— START Records for this task —
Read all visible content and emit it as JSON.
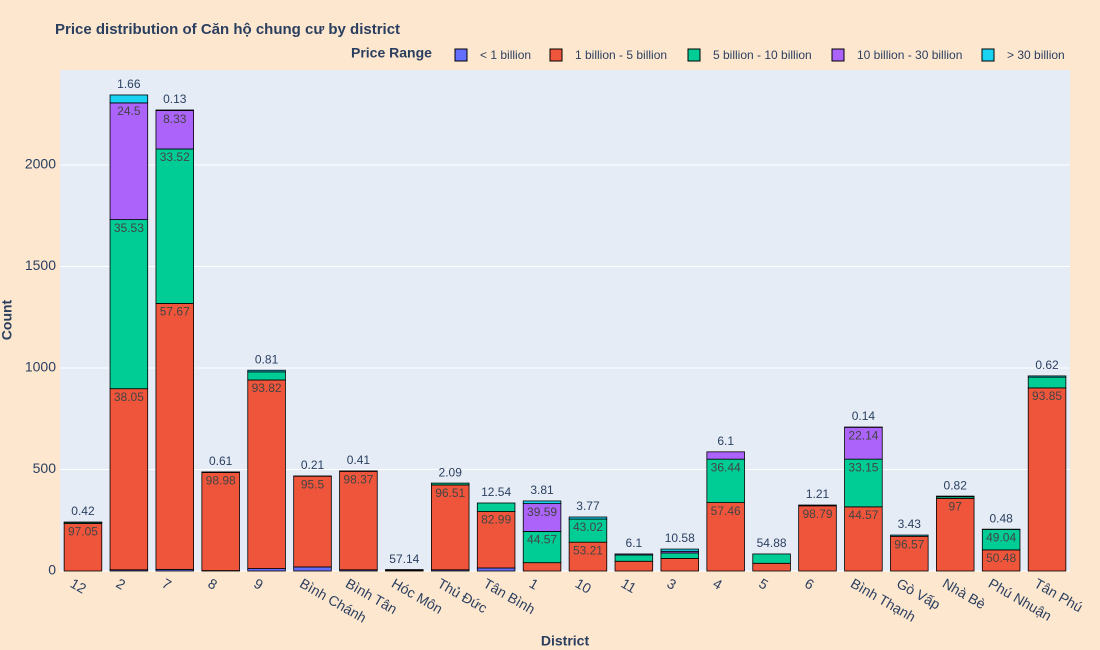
{
  "chart_data": {
    "type": "stacked_bar",
    "title": "Price distribution of Căn hộ chung cư by district",
    "x_label": "District",
    "y_label": "Count",
    "legend_title": "Price Range",
    "categories": [
      "12",
      "2",
      "7",
      "8",
      "9",
      "Bình Chánh",
      "Bình Tân",
      "Hóc Môn",
      "Thủ Đức",
      "Tân Bình",
      "1",
      "10",
      "11",
      "3",
      "4",
      "5",
      "6",
      "Bình Thạnh",
      "Gò Vấp",
      "Nhà Bè",
      "Phú Nhuận",
      "Tân Phú"
    ],
    "series": [
      {
        "name": "< 1 billion",
        "color": "#636efa",
        "values": [
          0,
          6,
          8,
          2,
          12,
          20,
          6,
          3,
          6,
          15,
          0,
          0,
          0,
          0,
          0,
          0,
          0,
          0,
          0,
          0,
          0,
          0
        ],
        "text": [
          null,
          null,
          null,
          null,
          null,
          null,
          null,
          null,
          null,
          null,
          null,
          null,
          null,
          null,
          null,
          null,
          null,
          null,
          null,
          null,
          null,
          null
        ]
      },
      {
        "name": "1 billion - 5 billion",
        "color": "#ef553b",
        "values": [
          234,
          892,
          1310,
          483,
          929,
          447,
          485,
          4,
          418,
          278,
          41,
          142,
          48,
          62,
          337,
          38,
          321,
          316,
          171,
          358,
          104,
          902
        ],
        "text": [
          "97.05",
          "38.05",
          "57.67",
          "98.98",
          "93.82",
          "95.5",
          "98.37",
          "57.14",
          "96.51",
          "82.99",
          null,
          "53.21",
          null,
          null,
          "57.46",
          null,
          "98.79",
          "44.57",
          "96.57",
          "97",
          "50.48",
          "93.85"
        ]
      },
      {
        "name": "5 billion - 10 billion",
        "color": "#00cc96",
        "values": [
          6,
          833,
          761,
          0,
          40,
          0,
          0,
          0,
          9,
          42,
          154,
          114,
          31,
          27,
          214,
          46,
          0,
          235,
          0,
          8,
          101,
          53
        ],
        "text": [
          null,
          "35.53",
          "33.52",
          null,
          null,
          null,
          null,
          null,
          "2.09",
          "12.54",
          "44.57",
          "43.02",
          null,
          null,
          "36.44",
          "54.88",
          null,
          "33.15",
          null,
          null,
          "49.04",
          null
        ]
      },
      {
        "name": "10 billion - 30 billion",
        "color": "#ab63fa",
        "values": [
          0,
          575,
          189,
          0,
          0,
          0,
          0,
          0,
          0,
          0,
          137,
          0,
          5,
          8,
          36,
          0,
          0,
          157,
          0,
          0,
          0,
          0
        ],
        "text": [
          null,
          "24.5",
          "8.33",
          null,
          null,
          null,
          null,
          null,
          null,
          null,
          "39.59",
          null,
          "6.1",
          null,
          "6.1",
          null,
          null,
          "22.14",
          null,
          null,
          null,
          null
        ]
      },
      {
        "name": "> 30 billion",
        "color": "#19d3f3",
        "values": [
          1,
          39,
          3,
          3,
          8,
          1,
          2,
          0,
          0,
          0,
          13,
          10,
          0,
          11,
          0,
          0,
          4,
          1,
          6,
          3,
          1,
          6
        ],
        "text": [
          "0.42",
          "1.66",
          "0.13",
          "0.61",
          "0.81",
          "0.21",
          "0.41",
          null,
          null,
          null,
          "3.81",
          "3.77",
          null,
          "10.58",
          null,
          null,
          "1.21",
          "0.14",
          "3.43",
          "0.82",
          "0.48",
          "0.62"
        ]
      }
    ],
    "ylim": [
      0,
      2468
    ],
    "yticks": [
      0,
      500,
      1000,
      1500,
      2000
    ],
    "grid": true
  }
}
— END Records for this task —
What you will do –
Reproduce the material word for word. Any pictures should be left out of the copy.

Reply to the exercise –
Read all visible content and emit it as JSON.
{
  "chart_data": {
    "type": "stacked_bar",
    "title": "Price distribution of Căn hộ chung cư by district",
    "x_label": "District",
    "y_label": "Count",
    "legend_title": "Price Range",
    "categories": [
      "12",
      "2",
      "7",
      "8",
      "9",
      "Bình Chánh",
      "Bình Tân",
      "Hóc Môn",
      "Thủ Đức",
      "Tân Bình",
      "1",
      "10",
      "11",
      "3",
      "4",
      "5",
      "6",
      "Bình Thạnh",
      "Gò Vấp",
      "Nhà Bè",
      "Phú Nhuận",
      "Tân Phú"
    ],
    "series": [
      {
        "name": "< 1 billion",
        "color": "#636efa",
        "values": [
          0,
          6,
          8,
          2,
          12,
          20,
          6,
          3,
          6,
          15,
          0,
          0,
          0,
          0,
          0,
          0,
          0,
          0,
          0,
          0,
          0,
          0
        ],
        "text": [
          null,
          null,
          null,
          null,
          null,
          null,
          null,
          null,
          null,
          null,
          null,
          null,
          null,
          null,
          null,
          null,
          null,
          null,
          null,
          null,
          null,
          null
        ]
      },
      {
        "name": "1 billion - 5 billion",
        "color": "#ef553b",
        "values": [
          234,
          892,
          1310,
          483,
          929,
          447,
          485,
          4,
          418,
          278,
          41,
          142,
          48,
          62,
          337,
          38,
          321,
          316,
          171,
          358,
          104,
          902
        ],
        "text": [
          "97.05",
          "38.05",
          "57.67",
          "98.98",
          "93.82",
          "95.5",
          "98.37",
          "57.14",
          "96.51",
          "82.99",
          null,
          "53.21",
          null,
          null,
          "57.46",
          null,
          "98.79",
          "44.57",
          "96.57",
          "97",
          "50.48",
          "93.85"
        ]
      },
      {
        "name": "5 billion - 10 billion",
        "color": "#00cc96",
        "values": [
          6,
          833,
          761,
          0,
          40,
          0,
          0,
          0,
          9,
          42,
          154,
          114,
          31,
          27,
          214,
          46,
          0,
          235,
          0,
          8,
          101,
          53
        ],
        "text": [
          null,
          "35.53",
          "33.52",
          null,
          null,
          null,
          null,
          null,
          "2.09",
          "12.54",
          "44.57",
          "43.02",
          null,
          null,
          "36.44",
          "54.88",
          null,
          "33.15",
          null,
          null,
          "49.04",
          null
        ]
      },
      {
        "name": "10 billion - 30 billion",
        "color": "#ab63fa",
        "values": [
          0,
          575,
          189,
          0,
          0,
          0,
          0,
          0,
          0,
          0,
          137,
          0,
          5,
          8,
          36,
          0,
          0,
          157,
          0,
          0,
          0,
          0
        ],
        "text": [
          null,
          "24.5",
          "8.33",
          null,
          null,
          null,
          null,
          null,
          null,
          null,
          "39.59",
          null,
          "6.1",
          null,
          "6.1",
          null,
          null,
          "22.14",
          null,
          null,
          null,
          null
        ]
      },
      {
        "name": "> 30 billion",
        "color": "#19d3f3",
        "values": [
          1,
          39,
          3,
          3,
          8,
          1,
          2,
          0,
          0,
          0,
          13,
          10,
          0,
          11,
          0,
          0,
          4,
          1,
          6,
          3,
          1,
          6
        ],
        "text": [
          "0.42",
          "1.66",
          "0.13",
          "0.61",
          "0.81",
          "0.21",
          "0.41",
          null,
          null,
          null,
          "3.81",
          "3.77",
          null,
          "10.58",
          null,
          null,
          "1.21",
          "0.14",
          "3.43",
          "0.82",
          "0.48",
          "0.62"
        ]
      }
    ],
    "ylim": [
      0,
      2468
    ],
    "yticks": [
      0,
      500,
      1000,
      1500,
      2000
    ],
    "grid": true
  }
}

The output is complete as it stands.